# JOB
Reproduce all entries precisely, down to the last character.

....

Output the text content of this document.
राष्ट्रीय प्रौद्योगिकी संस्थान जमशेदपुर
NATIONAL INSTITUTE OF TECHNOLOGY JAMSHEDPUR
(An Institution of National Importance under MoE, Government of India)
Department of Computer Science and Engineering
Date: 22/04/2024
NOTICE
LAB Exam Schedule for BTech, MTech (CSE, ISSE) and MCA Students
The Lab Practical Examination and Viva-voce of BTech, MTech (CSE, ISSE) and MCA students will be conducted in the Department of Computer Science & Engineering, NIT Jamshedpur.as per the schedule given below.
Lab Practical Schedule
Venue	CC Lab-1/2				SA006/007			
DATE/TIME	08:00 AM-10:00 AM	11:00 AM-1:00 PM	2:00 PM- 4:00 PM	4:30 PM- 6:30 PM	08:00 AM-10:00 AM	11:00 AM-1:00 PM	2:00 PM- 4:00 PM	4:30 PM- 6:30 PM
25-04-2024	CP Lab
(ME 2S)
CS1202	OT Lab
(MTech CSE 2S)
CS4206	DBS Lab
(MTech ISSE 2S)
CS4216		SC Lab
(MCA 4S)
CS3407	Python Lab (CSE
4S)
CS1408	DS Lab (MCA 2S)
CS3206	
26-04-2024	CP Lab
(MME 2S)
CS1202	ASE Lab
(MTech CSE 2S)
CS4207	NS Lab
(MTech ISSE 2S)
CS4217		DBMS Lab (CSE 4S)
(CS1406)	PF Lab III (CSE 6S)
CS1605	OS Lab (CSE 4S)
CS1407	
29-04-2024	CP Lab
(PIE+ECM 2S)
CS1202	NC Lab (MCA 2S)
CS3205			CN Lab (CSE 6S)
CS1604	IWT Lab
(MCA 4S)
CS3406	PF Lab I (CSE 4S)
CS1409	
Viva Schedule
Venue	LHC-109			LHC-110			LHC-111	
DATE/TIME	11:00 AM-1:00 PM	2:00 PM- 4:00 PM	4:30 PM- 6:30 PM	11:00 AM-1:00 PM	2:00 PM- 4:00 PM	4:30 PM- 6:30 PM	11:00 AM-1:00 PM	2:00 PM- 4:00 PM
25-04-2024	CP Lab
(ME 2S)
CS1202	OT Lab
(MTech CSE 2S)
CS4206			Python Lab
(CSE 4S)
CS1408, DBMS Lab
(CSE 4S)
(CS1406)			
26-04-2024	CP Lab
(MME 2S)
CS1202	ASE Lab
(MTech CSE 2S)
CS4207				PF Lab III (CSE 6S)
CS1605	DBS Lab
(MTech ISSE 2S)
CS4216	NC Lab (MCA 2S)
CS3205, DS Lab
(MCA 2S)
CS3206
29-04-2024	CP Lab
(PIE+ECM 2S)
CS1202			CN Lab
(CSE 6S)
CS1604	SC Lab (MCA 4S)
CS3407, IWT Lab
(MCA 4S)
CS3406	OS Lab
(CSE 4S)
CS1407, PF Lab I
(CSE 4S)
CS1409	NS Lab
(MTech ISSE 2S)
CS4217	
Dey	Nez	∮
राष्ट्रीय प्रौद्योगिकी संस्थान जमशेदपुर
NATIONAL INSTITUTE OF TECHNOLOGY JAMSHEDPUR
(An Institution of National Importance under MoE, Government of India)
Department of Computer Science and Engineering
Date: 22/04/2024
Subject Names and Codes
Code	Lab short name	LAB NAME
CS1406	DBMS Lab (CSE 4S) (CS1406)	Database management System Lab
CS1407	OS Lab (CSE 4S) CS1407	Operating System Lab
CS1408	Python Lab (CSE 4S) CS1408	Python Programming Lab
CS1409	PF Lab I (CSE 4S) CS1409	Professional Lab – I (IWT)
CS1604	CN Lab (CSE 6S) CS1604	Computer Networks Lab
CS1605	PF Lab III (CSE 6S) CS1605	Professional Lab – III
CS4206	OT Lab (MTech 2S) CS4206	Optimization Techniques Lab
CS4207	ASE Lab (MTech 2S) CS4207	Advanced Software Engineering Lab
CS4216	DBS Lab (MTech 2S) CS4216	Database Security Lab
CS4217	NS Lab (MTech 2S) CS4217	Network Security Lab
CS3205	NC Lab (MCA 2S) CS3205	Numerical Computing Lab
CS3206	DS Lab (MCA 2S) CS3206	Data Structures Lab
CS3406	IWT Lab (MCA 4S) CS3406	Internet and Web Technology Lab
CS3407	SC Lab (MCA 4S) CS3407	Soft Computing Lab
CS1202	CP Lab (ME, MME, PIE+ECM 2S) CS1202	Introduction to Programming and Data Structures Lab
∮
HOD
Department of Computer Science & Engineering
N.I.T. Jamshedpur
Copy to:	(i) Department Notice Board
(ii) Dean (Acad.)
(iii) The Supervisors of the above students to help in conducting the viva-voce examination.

....

# PROBLEM SOLUTION
Output the text content of this document.
राष्ट्रीय प्रौद्योगिकी संस्थान जमशेदपुर
NATIONAL INSTITUTE OF TECHNOLOGY JAMSHEDPUR
(An Institution of National Importance under MoE, Government of India)
Department of Computer Science and Engineering
Date: 22/04/2024
NOTICE
LAB Exam Schedule for BTech, MTech (CSE, ISSE) and MCA Students
The Lab Practical Examination and Viva-voce of BTech, MTech (CSE, ISSE) and MCA students will be conducted in the Department of Computer Science & Engineering, NIT Jamshedpur.as per the schedule given below.
Lab Practical Schedule
Venue	CC Lab-1/2				SA006/007			
DATE/TIME	08:00 AM-10:00 AM	11:00 AM-1:00 PM	2:00 PM- 4:00 PM	4:30 PM- 6:30 PM	08:00 AM-10:00 AM	11:00 AM-1:00 PM	2:00 PM- 4:00 PM	4:30 PM- 6:30 PM
25-04-2024	CP Lab
(ME 2S)
CS1202	OT Lab
(MTech CSE 2S)
CS4206	DBS Lab
(MTech ISSE 2S)
CS4216		SC Lab
(MCA 4S)
CS3407	Python Lab (CSE
4S)
CS1408	DS Lab (MCA 2S)
CS3206	
26-04-2024	CP Lab
(MME 2S)
CS1202	ASE Lab
(MTech CSE 2S)
CS4207	NS Lab
(MTech ISSE 2S)
CS4217		DBMS Lab (CSE 4S)
(CS1406)	PF Lab III (CSE 6S)
CS1605	OS Lab (CSE 4S)
CS1407	
29-04-2024	CP Lab
(PIE+ECM 2S)
CS1202	NC Lab (MCA 2S)
CS3205			CN Lab (CSE 6S)
CS1604	IWT Lab
(MCA 4S)
CS3406	PF Lab I (CSE 4S)
CS1409	
Viva Schedule
Venue	LHC-109			LHC-110			LHC-111	
DATE/TIME	11:00 AM-1:00 PM	2:00 PM- 4:00 PM	4:30 PM- 6:30 PM	11:00 AM-1:00 PM	2:00 PM- 4:00 PM	4:30 PM- 6:30 PM	11:00 AM-1:00 PM	2:00 PM- 4:00 PM
25-04-2024	CP Lab
(ME 2S)
CS1202	OT Lab
(MTech CSE 2S)
CS4206			Python Lab
(CSE 4S)
CS1408, DBMS Lab
(CSE 4S)
(CS1406)			
26-04-2024	CP Lab
(MME 2S)
CS1202	ASE Lab
(MTech CSE 2S)
CS4207				PF Lab III (CSE 6S)
CS1605	DBS Lab
(MTech ISSE 2S)
CS4216	NC Lab (MCA 2S)
CS3205, DS Lab
(MCA 2S)
CS3206
29-04-2024	CP Lab
(PIE+ECM 2S)
CS1202			CN Lab
(CSE 6S)
CS1604	SC Lab (MCA 4S)
CS3407, IWT Lab
(MCA 4S)
CS3406	OS Lab
(CSE 4S)
CS1407, PF Lab I
(CSE 4S)
CS1409	NS Lab
(MTech ISSE 2S)
CS4217	
Dey	Nez	∮
राष्ट्रीय प्रौद्योगिकी संस्थान जमशेदपुर
NATIONAL INSTITUTE OF TECHNOLOGY JAMSHEDPUR
(An Institution of National Importance under MoE, Government of India)
Department of Computer Science and Engineering
Date: 22/04/2024
Subject Names and Codes
Code	Lab short name	LAB NAME
CS1406	DBMS Lab (CSE 4S) (CS1406)	Database management System Lab
CS1407	OS Lab (CSE 4S) CS1407	Operating System Lab
CS1408	Python Lab (CSE 4S) CS1408	Python Programming Lab
CS1409	PF Lab I (CSE 4S) CS1409	Professional Lab – I (IWT)
CS1604	CN Lab (CSE 6S) CS1604	Computer Networks Lab
CS1605	PF Lab III (CSE 6S) CS1605	Professional Lab – III
CS4206	OT Lab (MTech 2S) CS4206	Optimization Techniques Lab
CS4207	ASE Lab (MTech 2S) CS4207	Advanced Software Engineering Lab
CS4216	DBS Lab (MTech 2S) CS4216	Database Security Lab
CS4217	NS Lab (MTech 2S) CS4217	Network Security Lab
CS3205	NC Lab (MCA 2S) CS3205	Numerical Computing Lab
CS3206	DS Lab (MCA 2S) CS3206	Data Structures Lab
CS3406	IWT Lab (MCA 4S) CS3406	Internet and Web Technology Lab
CS3407	SC Lab (MCA 4S) CS3407	Soft Computing Lab
CS1202	CP Lab (ME, MME, PIE+ECM 2S) CS1202	Introduction to Programming and Data Structures Lab
∮
HOD
Department of Computer Science & Engineering
N.I.T. Jamshedpur
Copy to:	(i) Department Notice Board
(ii) Dean (Acad.)
(iii) The Supervisors of the above students to help in conducting the viva-voce examination.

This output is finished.